◆ DATASET
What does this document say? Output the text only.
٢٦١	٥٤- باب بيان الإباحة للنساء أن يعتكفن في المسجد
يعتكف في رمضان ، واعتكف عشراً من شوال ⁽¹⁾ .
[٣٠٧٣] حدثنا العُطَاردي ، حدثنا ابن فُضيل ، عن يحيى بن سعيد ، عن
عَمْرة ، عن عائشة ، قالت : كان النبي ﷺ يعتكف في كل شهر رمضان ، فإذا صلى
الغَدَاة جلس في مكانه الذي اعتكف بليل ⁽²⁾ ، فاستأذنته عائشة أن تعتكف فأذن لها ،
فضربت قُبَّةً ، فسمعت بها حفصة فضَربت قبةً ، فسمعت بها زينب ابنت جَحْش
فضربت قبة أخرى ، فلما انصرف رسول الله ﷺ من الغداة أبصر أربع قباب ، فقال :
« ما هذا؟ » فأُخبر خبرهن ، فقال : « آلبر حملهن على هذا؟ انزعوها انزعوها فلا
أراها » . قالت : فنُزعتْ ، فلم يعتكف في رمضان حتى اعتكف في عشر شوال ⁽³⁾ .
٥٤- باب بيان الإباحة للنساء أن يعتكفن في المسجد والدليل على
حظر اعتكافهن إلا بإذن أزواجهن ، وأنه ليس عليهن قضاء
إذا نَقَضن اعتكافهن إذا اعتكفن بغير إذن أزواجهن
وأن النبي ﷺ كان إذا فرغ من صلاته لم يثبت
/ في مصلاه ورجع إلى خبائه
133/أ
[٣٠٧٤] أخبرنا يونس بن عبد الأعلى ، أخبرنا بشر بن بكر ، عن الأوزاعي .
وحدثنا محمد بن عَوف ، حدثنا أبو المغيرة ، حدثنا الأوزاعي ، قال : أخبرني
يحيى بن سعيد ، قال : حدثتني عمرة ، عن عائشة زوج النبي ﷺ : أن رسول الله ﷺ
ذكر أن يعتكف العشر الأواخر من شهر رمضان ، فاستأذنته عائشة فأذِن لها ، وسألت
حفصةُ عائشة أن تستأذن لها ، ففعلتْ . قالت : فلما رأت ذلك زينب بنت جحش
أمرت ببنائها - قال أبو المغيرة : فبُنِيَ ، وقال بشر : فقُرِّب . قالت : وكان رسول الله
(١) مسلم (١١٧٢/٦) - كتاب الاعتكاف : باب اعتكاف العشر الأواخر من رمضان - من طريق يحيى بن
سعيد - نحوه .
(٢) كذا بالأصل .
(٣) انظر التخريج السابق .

◆ EXERCISE GOAL
Count the lines in which the string "فقال" appears, then report only that figure.

◆ SOLVED EXERCISE
2